**EXTRACTED TEXT:**
^^^^^^^^^^^^^^^^

I'm trying to wrap the nalgebra and/or ndarray Rust crates into an abstract LinearOperator
trait and corresponding AdjointableOperator
etc. traits. The problem is that I get significant “trait bound bloat”, having to specify even internal implementation details (Storage
, DefaultAllocator
) for the compiler not to choke up. In case of nalgebra:
impl<SM,SV,N,M,K,E> LinearOperator<Matrix<E,M,K,SV>> for Matrix<E,N,M,SM>
where SM: Storage<E,N,M>, SV: Storage<E,M,K>,
N : Dim, M : Dim, K : Dim, E : Scalar + ClosedMul + ClosedAdd + Zero + One,
DefaultAllocator : Allocator<E,N,K>,
DefaultAllocator : Allocator<E,M,K>,
DefaultAllocator : Allocator<E,N,M>,
DefaultAllocator : Allocator<E,M,N> {
type Codomain = OMatrix<E,N,K>;
fn apply(&self, x : &Matrix<E,M,K,SV>) -> Self::Codomain {
self.mul(x)
}
}
(In case of vector to vector operations, the dimension K
would be 1. Ideally apply
would be just a function call, but the compiler doesn't currently allow defining it.) Some of this may not be necessary for LinearOperator
alone (e.g. DefaultAllocator : Allocator<E,M,N>
for the adjoint dimensions), but the compiler starts requiring them even for LinearOperator
once AdjointableOperator
is also defined. In case of ndarray the amount of lines for the bounds is less, but still require specifying hardly documented semi-internal traits.

^^^^^^^^^^^^^^^^

**MATERIAL PROVIDED:**

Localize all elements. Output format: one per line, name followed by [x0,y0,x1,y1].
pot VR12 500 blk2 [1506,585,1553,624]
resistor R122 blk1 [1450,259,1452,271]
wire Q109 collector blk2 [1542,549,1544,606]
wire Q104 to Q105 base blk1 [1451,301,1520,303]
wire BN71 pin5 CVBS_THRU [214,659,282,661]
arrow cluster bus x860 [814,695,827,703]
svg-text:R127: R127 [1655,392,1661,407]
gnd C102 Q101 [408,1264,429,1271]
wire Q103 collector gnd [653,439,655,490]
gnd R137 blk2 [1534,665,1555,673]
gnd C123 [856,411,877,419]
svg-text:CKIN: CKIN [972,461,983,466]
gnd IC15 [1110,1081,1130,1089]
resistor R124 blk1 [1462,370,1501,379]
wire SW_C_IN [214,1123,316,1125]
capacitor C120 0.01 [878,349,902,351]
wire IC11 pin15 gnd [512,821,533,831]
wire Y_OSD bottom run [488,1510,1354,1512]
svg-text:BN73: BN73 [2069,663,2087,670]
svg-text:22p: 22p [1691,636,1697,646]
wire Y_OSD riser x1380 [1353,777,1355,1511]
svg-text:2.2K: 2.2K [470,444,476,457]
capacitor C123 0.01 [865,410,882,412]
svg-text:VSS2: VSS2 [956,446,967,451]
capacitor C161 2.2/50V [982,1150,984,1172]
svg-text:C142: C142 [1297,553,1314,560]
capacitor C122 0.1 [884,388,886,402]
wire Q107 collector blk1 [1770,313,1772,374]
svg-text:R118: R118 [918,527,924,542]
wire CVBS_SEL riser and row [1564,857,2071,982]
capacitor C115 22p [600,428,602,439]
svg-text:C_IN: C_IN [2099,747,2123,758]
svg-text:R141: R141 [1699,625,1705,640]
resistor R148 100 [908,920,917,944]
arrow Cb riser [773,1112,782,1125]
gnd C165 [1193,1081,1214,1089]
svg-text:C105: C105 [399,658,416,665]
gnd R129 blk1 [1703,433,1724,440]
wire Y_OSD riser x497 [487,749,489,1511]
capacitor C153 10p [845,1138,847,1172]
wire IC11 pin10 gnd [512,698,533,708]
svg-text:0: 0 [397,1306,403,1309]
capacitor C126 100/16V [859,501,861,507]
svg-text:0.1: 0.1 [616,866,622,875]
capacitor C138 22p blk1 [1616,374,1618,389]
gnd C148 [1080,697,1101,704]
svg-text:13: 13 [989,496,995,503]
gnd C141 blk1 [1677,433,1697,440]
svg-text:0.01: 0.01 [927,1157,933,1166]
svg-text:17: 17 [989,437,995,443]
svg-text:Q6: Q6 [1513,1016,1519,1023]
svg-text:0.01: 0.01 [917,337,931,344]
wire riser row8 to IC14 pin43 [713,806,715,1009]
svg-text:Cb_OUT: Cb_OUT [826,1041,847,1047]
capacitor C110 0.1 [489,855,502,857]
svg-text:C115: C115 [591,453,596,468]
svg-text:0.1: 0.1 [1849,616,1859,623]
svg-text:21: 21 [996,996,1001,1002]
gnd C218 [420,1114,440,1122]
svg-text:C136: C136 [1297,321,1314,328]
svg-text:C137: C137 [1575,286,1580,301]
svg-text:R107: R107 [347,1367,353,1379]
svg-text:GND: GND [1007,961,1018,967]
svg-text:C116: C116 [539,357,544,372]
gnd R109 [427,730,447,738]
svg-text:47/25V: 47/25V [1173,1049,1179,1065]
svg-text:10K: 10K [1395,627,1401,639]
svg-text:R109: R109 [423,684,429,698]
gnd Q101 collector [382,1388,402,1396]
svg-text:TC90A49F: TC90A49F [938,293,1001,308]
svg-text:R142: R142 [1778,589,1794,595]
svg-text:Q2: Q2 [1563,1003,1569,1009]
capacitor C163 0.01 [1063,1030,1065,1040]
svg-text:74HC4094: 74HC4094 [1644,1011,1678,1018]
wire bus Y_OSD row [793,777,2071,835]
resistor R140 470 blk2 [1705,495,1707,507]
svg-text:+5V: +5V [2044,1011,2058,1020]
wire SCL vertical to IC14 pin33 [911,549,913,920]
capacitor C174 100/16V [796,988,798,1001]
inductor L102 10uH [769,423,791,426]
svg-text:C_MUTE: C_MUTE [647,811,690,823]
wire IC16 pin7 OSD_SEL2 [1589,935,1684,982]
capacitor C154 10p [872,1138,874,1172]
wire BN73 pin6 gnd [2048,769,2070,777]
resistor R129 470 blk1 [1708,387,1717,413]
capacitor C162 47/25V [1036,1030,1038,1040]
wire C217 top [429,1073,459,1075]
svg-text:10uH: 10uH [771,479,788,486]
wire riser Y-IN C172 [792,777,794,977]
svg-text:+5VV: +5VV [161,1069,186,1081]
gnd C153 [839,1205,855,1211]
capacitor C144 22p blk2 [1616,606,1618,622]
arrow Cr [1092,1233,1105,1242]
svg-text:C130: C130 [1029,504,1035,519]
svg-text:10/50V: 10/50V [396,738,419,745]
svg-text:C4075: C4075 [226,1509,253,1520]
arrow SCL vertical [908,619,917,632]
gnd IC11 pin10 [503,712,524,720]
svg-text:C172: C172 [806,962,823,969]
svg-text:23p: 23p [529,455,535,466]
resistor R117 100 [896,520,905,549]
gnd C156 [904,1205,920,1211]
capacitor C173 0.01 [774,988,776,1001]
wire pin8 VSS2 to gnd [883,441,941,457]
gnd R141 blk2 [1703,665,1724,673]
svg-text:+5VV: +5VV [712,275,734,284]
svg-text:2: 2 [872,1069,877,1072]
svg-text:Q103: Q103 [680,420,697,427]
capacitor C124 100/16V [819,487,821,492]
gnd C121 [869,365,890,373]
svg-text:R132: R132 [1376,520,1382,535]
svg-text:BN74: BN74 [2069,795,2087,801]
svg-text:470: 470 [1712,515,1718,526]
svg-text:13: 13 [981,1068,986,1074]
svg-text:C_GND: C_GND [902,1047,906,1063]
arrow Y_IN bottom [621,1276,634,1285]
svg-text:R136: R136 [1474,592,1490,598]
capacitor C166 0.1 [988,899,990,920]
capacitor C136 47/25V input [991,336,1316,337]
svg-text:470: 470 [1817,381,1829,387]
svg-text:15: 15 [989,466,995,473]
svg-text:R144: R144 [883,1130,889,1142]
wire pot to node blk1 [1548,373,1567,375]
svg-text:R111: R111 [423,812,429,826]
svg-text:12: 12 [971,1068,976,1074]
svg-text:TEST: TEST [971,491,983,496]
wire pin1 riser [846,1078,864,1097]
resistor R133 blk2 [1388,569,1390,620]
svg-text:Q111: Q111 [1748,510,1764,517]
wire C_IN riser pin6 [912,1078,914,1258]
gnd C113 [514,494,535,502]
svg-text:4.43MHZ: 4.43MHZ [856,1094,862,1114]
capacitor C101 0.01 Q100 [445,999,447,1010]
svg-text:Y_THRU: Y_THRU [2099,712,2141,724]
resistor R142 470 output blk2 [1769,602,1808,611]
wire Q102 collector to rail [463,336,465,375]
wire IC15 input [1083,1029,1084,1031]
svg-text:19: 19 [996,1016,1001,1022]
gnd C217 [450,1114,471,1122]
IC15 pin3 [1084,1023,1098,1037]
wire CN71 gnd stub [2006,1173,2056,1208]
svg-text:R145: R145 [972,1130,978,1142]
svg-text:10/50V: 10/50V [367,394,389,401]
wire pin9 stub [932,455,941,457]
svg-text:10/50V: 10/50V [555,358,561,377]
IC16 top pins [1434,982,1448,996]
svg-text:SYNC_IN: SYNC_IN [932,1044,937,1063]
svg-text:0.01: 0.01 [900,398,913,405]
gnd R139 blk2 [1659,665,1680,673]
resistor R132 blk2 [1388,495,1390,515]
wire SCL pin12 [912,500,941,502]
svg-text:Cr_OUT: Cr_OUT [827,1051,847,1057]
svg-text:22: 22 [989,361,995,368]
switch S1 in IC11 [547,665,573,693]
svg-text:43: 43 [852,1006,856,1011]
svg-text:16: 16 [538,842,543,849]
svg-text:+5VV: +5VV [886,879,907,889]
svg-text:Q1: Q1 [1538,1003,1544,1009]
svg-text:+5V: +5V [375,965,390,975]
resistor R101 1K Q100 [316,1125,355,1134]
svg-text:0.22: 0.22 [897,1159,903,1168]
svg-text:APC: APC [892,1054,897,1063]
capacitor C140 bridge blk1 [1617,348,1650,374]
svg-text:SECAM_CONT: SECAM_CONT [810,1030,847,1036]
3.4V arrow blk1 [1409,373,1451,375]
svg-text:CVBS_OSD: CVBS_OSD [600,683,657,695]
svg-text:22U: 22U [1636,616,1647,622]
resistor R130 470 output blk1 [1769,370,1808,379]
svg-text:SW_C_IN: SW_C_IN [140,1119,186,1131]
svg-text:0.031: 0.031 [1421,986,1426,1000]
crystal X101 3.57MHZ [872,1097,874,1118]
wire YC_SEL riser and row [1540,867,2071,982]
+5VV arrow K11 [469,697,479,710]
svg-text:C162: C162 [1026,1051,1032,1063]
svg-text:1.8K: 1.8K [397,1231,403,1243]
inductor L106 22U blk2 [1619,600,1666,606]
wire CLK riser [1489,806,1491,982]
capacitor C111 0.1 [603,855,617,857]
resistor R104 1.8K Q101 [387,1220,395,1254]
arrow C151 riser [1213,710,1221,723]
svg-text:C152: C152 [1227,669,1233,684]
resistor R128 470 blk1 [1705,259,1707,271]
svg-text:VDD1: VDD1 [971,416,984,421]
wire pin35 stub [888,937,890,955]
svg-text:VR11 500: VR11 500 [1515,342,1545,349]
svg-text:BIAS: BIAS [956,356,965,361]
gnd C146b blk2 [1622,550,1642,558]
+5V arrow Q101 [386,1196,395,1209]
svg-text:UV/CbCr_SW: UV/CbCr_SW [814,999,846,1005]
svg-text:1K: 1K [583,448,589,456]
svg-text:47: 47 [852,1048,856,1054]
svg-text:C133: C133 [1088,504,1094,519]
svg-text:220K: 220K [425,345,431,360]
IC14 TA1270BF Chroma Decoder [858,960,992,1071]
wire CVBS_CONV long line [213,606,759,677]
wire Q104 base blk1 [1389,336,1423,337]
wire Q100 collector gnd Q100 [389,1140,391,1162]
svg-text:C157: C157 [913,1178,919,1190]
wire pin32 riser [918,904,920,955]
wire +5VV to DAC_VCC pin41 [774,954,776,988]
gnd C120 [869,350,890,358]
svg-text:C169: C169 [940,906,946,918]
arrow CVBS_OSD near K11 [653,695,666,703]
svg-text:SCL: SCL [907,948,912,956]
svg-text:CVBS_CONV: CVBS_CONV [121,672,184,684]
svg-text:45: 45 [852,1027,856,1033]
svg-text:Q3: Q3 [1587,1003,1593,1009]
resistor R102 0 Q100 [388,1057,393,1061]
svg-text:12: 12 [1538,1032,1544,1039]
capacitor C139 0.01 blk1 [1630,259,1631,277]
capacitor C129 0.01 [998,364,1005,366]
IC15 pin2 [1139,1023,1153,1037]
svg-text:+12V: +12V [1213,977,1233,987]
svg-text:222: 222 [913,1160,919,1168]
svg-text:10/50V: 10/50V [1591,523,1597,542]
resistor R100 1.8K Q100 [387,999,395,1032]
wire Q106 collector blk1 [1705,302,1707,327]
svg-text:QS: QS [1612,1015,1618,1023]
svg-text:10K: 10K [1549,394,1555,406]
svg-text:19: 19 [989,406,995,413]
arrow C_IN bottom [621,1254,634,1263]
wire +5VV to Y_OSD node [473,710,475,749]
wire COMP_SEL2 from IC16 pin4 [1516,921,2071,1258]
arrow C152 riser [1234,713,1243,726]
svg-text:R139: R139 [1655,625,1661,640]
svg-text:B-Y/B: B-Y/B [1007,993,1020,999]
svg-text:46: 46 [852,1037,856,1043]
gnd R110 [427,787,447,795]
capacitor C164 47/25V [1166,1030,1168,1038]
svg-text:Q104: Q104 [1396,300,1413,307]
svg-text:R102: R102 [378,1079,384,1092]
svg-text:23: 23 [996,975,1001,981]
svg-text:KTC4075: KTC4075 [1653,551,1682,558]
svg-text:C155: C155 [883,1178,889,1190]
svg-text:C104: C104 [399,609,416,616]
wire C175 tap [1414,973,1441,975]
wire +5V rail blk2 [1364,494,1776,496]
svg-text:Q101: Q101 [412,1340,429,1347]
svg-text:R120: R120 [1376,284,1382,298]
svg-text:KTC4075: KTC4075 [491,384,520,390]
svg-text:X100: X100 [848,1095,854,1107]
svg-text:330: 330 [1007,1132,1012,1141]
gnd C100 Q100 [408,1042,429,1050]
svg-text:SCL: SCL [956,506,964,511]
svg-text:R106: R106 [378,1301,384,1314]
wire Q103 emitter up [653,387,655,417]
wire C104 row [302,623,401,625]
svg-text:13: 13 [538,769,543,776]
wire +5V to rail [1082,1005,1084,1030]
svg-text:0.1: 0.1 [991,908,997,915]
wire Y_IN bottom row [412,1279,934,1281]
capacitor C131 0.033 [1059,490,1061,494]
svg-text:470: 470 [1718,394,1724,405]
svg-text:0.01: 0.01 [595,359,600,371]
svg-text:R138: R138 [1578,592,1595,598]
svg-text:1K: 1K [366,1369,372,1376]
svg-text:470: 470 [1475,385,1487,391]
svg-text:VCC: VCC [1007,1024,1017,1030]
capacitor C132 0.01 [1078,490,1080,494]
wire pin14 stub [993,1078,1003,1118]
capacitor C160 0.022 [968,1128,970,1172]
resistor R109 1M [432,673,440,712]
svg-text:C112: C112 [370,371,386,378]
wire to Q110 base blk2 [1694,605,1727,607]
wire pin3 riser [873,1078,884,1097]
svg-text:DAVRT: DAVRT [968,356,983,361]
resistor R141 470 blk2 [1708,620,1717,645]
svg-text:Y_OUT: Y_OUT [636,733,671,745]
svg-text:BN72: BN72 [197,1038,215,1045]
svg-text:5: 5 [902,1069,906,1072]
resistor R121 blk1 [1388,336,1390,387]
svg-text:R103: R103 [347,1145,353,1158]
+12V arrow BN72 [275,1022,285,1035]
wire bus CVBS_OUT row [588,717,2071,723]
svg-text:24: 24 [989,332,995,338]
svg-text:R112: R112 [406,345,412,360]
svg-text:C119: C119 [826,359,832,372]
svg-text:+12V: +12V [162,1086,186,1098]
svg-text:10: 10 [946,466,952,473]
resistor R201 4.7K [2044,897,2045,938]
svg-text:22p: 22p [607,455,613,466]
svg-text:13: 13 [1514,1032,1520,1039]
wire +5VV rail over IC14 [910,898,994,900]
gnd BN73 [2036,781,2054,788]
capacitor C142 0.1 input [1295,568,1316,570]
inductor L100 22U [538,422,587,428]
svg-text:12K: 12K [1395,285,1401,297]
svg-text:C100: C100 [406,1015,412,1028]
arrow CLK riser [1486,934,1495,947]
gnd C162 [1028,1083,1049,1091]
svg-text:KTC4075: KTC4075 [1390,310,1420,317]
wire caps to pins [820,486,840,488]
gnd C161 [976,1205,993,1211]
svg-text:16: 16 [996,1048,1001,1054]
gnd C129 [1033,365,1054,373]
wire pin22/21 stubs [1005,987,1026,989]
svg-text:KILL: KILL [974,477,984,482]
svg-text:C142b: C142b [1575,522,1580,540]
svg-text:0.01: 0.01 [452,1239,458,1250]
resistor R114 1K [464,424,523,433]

^^^^^^^^^^^^^^^^

**WORK INSTRUCTIONS:**
1. In the post about wrapping nalgebra and ndarray in linear operator traits, what would the dimension K be for vector-to-vector operations?
2. Continue the post about wrapping nalgebra and ndarray in linear operator traits, starting after its last sentence.

**REPLIES:**
1. The dimension K would be 1.

2.
type GM<S> = ArrayBase<S,Ix2>;
type GV<S> = ArrayBase<S,Ix1>;
impl<SM,SV,E> LinearOperator<GV<SV>> for GM<SM>
where SM: ArrayData<Elem=E>, SV: ArrayData<Elem=E>, E : LinalgScalar {
type Codomain = Array1<E>;
fn apply(&self, x : &GV<SV>) -> Array1<E> {
self.dot(x)
}
}
All of these trait bounds need to be repeated for the AdjointableOperator
and other traits, so I tried to at least compress the requirements into a custom trait:
trait ValidMatrix<E,N,M,SM>
where N : Dim, M : Dim, E : Scalar + ClosedMul + ClosedAdd + Zero + One,
DefaultAllocator : Allocator<E,N,M>, SM: Storage<E,N,M> {
}
impl<E,N,M,SM> ValidMatrix<E,N,M,SM> for Matrix<E,N,M,SM>
where N : Dim, M : Dim, E : Scalar + ClosedMul + ClosedAdd + Zero + One,
DefaultAllocator : Allocator<E,N,M>, SM: Storage<E,N,M> {
}
and then only specifying Matrix<E,N,M,SM> : ValidMatrix<E,N,M,SM>
in the definition of LinearOperator
. The compiler immediately starts complaining about DefaultAllocator
(potentially) not being implemented.
So is there any way how to avoid such “trait bound bloat”, users of crates having to basically access increasing amounts of internal implementation details of crates to implement their own traits for the exposed types? I can think of specifying mul
etc. in the ValidMatrix
trait, and the implementing those, but surely it would be more efficient to design the upstream crate in such a way in the first place.